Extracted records

========

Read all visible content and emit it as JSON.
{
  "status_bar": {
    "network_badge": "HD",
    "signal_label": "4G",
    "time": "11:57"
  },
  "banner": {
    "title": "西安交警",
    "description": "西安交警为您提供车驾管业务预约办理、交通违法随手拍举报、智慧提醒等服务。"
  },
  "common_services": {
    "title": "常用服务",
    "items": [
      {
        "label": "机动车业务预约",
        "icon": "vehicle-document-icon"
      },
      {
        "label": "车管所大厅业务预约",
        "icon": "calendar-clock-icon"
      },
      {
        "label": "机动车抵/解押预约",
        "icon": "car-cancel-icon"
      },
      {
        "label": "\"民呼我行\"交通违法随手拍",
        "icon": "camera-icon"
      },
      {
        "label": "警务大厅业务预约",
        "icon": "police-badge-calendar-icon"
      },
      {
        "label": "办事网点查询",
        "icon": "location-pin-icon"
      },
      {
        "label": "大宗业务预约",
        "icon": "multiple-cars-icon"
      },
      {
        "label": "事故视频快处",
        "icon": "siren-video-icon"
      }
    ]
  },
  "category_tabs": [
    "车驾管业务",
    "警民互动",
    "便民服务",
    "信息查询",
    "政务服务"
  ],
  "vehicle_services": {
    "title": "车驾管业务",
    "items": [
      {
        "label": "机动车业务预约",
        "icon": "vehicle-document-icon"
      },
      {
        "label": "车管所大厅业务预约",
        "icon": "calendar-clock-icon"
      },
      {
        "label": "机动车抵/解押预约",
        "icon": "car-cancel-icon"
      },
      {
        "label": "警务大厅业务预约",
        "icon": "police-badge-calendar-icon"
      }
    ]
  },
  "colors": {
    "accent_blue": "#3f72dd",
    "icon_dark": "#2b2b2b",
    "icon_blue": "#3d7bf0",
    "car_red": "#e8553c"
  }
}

========

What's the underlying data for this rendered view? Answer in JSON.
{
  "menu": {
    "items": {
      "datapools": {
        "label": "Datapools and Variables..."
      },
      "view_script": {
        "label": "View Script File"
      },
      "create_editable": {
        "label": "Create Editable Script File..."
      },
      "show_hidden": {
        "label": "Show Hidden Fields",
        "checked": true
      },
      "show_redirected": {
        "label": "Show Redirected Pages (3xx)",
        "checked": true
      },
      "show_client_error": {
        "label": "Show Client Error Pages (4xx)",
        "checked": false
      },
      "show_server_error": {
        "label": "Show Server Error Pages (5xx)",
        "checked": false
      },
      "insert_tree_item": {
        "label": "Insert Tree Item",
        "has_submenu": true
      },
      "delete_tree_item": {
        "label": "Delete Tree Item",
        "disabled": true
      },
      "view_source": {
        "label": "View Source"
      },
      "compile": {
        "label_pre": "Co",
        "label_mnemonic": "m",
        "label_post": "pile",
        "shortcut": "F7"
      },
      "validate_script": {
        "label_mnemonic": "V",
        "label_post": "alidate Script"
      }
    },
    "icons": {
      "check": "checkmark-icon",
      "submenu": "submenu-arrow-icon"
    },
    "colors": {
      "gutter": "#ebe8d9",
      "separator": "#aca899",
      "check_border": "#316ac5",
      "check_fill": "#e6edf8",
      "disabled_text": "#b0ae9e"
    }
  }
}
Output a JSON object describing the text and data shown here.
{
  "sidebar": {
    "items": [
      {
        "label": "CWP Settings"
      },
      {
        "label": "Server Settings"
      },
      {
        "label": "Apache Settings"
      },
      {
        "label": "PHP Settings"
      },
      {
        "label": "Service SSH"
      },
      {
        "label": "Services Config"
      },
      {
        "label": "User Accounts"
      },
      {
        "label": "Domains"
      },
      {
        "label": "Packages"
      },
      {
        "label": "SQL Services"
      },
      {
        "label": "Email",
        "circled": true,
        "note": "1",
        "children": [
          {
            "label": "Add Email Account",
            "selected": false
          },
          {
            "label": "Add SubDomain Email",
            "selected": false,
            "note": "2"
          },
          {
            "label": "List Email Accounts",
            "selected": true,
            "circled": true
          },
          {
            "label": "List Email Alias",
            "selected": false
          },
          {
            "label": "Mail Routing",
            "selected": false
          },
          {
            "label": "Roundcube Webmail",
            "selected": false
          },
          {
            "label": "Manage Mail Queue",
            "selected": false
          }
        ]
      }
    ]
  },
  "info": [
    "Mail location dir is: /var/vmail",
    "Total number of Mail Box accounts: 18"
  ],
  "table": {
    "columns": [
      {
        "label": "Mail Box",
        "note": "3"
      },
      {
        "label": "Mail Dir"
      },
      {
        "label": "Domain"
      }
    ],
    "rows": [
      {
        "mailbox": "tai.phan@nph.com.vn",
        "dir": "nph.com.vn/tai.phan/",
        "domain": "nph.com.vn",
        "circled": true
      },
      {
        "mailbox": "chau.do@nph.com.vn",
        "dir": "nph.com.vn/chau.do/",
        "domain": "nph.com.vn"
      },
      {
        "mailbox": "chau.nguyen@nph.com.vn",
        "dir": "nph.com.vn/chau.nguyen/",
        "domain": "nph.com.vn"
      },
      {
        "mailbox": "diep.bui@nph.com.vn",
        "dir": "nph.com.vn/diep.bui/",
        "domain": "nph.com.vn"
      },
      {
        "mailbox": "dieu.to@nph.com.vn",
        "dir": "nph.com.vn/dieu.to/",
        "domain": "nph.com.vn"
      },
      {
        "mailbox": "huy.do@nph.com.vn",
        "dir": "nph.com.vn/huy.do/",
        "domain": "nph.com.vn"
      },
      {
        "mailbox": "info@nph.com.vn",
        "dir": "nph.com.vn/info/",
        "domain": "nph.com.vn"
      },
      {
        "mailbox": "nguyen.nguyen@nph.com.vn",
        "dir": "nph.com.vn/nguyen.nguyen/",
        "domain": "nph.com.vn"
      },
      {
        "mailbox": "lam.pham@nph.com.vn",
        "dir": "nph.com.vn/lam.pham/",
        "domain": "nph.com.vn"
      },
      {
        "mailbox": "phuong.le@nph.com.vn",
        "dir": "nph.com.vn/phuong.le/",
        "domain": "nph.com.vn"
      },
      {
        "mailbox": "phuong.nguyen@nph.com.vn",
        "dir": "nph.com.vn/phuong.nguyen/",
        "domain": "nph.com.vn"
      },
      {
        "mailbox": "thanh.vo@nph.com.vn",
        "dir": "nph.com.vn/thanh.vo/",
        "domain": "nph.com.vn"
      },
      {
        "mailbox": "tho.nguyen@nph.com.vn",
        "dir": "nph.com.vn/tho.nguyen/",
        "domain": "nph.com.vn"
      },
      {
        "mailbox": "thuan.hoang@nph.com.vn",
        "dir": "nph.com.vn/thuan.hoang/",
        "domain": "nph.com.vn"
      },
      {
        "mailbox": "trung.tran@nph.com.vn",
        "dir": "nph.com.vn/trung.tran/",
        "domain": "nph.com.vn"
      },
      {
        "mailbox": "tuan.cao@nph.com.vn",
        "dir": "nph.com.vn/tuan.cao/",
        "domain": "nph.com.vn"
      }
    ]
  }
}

========

> Exercise prompt
Write out every line of the entries that holds the word "info".

> Output for this exercise
  "info": [
        "mailbox": "info@nph.com.vn",
        "dir": "nph.com.vn/info/",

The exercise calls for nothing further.